## begin

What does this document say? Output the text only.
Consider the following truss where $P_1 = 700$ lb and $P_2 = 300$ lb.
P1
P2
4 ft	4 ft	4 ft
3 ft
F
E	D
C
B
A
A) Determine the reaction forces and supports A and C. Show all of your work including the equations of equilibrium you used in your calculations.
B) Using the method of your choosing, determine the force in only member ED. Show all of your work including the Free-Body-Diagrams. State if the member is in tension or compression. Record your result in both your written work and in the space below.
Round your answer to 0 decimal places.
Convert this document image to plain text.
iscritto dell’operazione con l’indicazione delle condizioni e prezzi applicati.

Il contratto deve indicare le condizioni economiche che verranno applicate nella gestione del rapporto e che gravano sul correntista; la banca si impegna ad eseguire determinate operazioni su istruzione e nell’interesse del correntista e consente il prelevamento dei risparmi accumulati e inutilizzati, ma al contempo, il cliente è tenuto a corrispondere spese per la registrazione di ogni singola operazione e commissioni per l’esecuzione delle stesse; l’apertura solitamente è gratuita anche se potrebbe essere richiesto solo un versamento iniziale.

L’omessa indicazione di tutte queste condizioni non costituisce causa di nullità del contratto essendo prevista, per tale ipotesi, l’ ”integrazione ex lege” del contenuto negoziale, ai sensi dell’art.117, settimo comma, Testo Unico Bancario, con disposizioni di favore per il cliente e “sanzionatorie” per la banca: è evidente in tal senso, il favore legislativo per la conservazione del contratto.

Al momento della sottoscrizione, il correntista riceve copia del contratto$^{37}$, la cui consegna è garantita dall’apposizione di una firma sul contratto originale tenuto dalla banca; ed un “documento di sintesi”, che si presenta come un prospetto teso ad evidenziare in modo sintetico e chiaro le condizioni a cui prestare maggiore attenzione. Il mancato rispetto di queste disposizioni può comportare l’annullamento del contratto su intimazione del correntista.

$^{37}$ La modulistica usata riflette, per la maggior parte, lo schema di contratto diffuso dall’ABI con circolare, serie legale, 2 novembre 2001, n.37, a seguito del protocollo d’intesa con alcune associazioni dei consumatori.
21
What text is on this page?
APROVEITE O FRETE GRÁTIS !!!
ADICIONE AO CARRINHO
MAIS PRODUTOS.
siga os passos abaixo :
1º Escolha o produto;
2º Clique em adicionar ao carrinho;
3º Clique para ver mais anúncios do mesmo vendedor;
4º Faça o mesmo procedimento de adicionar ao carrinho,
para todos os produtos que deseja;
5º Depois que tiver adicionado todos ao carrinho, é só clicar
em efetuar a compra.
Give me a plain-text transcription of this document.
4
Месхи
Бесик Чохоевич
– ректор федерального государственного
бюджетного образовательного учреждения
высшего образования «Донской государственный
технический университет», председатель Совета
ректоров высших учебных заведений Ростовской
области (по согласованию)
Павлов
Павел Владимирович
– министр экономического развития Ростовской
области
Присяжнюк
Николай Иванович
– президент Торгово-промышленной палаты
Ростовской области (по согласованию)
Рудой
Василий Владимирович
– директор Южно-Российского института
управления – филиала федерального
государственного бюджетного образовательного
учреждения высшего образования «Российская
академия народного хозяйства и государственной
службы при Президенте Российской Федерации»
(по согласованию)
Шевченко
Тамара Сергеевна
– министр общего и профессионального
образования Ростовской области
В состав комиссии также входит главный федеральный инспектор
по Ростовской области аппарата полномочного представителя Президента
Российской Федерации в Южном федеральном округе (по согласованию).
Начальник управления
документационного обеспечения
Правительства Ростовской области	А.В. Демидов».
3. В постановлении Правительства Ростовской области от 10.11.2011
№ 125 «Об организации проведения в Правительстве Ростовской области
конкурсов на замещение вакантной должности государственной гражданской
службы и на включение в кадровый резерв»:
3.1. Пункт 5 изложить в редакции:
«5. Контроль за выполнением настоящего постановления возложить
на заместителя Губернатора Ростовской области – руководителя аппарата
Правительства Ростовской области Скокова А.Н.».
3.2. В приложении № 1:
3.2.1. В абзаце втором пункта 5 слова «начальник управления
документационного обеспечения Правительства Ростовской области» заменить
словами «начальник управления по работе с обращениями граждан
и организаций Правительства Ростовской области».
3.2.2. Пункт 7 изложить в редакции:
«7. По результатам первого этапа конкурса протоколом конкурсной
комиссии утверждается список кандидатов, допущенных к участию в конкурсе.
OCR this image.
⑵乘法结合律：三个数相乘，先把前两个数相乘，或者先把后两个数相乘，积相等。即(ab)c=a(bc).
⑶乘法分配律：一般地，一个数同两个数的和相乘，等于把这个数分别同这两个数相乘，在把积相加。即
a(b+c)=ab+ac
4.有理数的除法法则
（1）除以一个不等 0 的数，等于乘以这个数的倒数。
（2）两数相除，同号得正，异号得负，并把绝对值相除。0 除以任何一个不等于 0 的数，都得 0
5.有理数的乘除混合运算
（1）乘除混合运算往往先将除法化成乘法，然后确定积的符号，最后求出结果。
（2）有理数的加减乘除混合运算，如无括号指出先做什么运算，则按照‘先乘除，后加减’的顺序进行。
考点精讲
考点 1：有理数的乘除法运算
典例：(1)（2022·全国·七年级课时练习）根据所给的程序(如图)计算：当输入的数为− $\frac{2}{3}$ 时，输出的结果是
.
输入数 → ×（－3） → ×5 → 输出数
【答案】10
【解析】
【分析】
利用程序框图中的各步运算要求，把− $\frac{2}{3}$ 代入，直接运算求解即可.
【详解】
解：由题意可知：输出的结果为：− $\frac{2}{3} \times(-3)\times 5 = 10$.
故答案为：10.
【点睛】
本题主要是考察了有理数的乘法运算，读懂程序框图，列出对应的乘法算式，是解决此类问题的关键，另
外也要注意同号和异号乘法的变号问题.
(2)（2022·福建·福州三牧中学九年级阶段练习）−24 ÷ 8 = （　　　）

## end

(STATED TASK) Your task is to repeat the data exactly, with nothing left out.

(TASK ANSWER)
What does this document say? Output the text only.
Consider the following truss where $P_1 = 700$ lb and $P_2 = 300$ lb.
P1
P2
4 ft	4 ft	4 ft
3 ft
F
E	D
C
B
A
A) Determine the reaction forces and supports A and C. Show all of your work including the equations of equilibrium you used in your calculations.
B) Using the method of your choosing, determine the force in only member ED. Show all of your work including the Free-Body-Diagrams. State if the member is in tension or compression. Record your result in both your written work and in the space below.
Round your answer to 0 decimal places.
Convert this document image to plain text.
iscritto dell’operazione con l’indicazione delle condizioni e prezzi applicati.

Il contratto deve indicare le condizioni economiche che verranno applicate nella gestione del rapporto e che gravano sul correntista; la banca si impegna ad eseguire determinate operazioni su istruzione e nell’interesse del correntista e consente il prelevamento dei risparmi accumulati e inutilizzati, ma al contempo, il cliente è tenuto a corrispondere spese per la registrazione di ogni singola operazione e commissioni per l’esecuzione delle stesse; l’apertura solitamente è gratuita anche se potrebbe essere richiesto solo un versamento iniziale.

L’omessa indicazione di tutte queste condizioni non costituisce causa di nullità del contratto essendo prevista, per tale ipotesi, l’ ”integrazione ex lege” del contenuto negoziale, ai sensi dell’art.117, settimo comma, Testo Unico Bancario, con disposizioni di favore per il cliente e “sanzionatorie” per la banca: è evidente in tal senso, il favore legislativo per la conservazione del contratto.

Al momento della sottoscrizione, il correntista riceve copia del contratto$^{37}$, la cui consegna è garantita dall’apposizione di una firma sul contratto originale tenuto dalla banca; ed un “documento di sintesi”, che si presenta come un prospetto teso ad evidenziare in modo sintetico e chiaro le condizioni a cui prestare maggiore attenzione. Il mancato rispetto di queste disposizioni può comportare l’annullamento del contratto su intimazione del correntista.

$^{37}$ La modulistica usata riflette, per la maggior parte, lo schema di contratto diffuso dall’ABI con circolare, serie legale, 2 novembre 2001, n.37, a seguito del protocollo d’intesa con alcune associazioni dei consumatori.
21
What text is on this page?
APROVEITE O FRETE GRÁTIS !!!
ADICIONE AO CARRINHO
MAIS PRODUTOS.
siga os passos abaixo :
1º Escolha o produto;
2º Clique em adicionar ao carrinho;
3º Clique para ver mais anúncios do mesmo vendedor;
4º Faça o mesmo procedimento de adicionar ao carrinho,
para todos os produtos que deseja;
5º Depois que tiver adicionado todos ao carrinho, é só clicar
em efetuar a compra.
Give me a plain-text transcription of this document.
4
Месхи
Бесик Чохоевич
– ректор федерального государственного
бюджетного образовательного учреждения
высшего образования «Донской государственный
технический университет», председатель Совета
ректоров высших учебных заведений Ростовской
области (по согласованию)
Павлов
Павел Владимирович
– министр экономического развития Ростовской
области
Присяжнюк
Николай Иванович
– президент Торгово-промышленной палаты
Ростовской области (по согласованию)
Рудой
Василий Владимирович
– директор Южно-Российского института
управления – филиала федерального
государственного бюджетного образовательного
учреждения высшего образования «Российская
академия народного хозяйства и государственной
службы при Президенте Российской Федерации»
(по согласованию)
Шевченко
Тамара Сергеевна
– министр общего и профессионального
образования Ростовской области
В состав комиссии также входит главный федеральный инспектор
по Ростовской области аппарата полномочного представителя Президента
Российской Федерации в Южном федеральном округе (по согласованию).
Начальник управления
документационного обеспечения
Правительства Ростовской области	А.В. Демидов».
3. В постановлении Правительства Ростовской области от 10.11.2011
№ 125 «Об организации проведения в Правительстве Ростовской области
конкурсов на замещение вакантной должности государственной гражданской
службы и на включение в кадровый резерв»:
3.1. Пункт 5 изложить в редакции:
«5. Контроль за выполнением настоящего постановления возложить
на заместителя Губернатора Ростовской области – руководителя аппарата
Правительства Ростовской области Скокова А.Н.».
3.2. В приложении № 1:
3.2.1. В абзаце втором пункта 5 слова «начальник управления
документационного обеспечения Правительства Ростовской области» заменить
словами «начальник управления по работе с обращениями граждан
и организаций Правительства Ростовской области».
3.2.2. Пункт 7 изложить в редакции:
«7. По результатам первого этапа конкурса протоколом конкурсной
комиссии утверждается список кандидатов, допущенных к участию в конкурсе.
OCR this image.
⑵乘法结合律：三个数相乘，先把前两个数相乘，或者先把后两个数相乘，积相等。即(ab)c=a(bc).
⑶乘法分配律：一般地，一个数同两个数的和相乘，等于把这个数分别同这两个数相乘，在把积相加。即
a(b+c)=ab+ac
4.有理数的除法法则
（1）除以一个不等 0 的数，等于乘以这个数的倒数。
（2）两数相除，同号得正，异号得负，并把绝对值相除。0 除以任何一个不等于 0 的数，都得 0
5.有理数的乘除混合运算
（1）乘除混合运算往往先将除法化成乘法，然后确定积的符号，最后求出结果。
（2）有理数的加减乘除混合运算，如无括号指出先做什么运算，则按照‘先乘除，后加减’的顺序进行。
考点精讲
考点 1：有理数的乘除法运算
典例：(1)（2022·全国·七年级课时练习）根据所给的程序(如图)计算：当输入的数为− $\frac{2}{3}$ 时，输出的结果是
.
输入数 → ×（－3） → ×5 → 输出数
【答案】10
【解析】
【分析】
利用程序框图中的各步运算要求，把− $\frac{2}{3}$ 代入，直接运算求解即可.
【详解】
解：由题意可知：输出的结果为：− $\frac{2}{3} \times(-3)\times 5 = 10$.
故答案为：10.
【点睛】
本题主要是考察了有理数的乘法运算，读懂程序框图，列出对应的乘法算式，是解决此类问题的关键，另
外也要注意同号和异号乘法的变号问题.
(2)（2022·福建·福州三牧中学九年级阶段练习）−24 ÷ 8 = （　　　）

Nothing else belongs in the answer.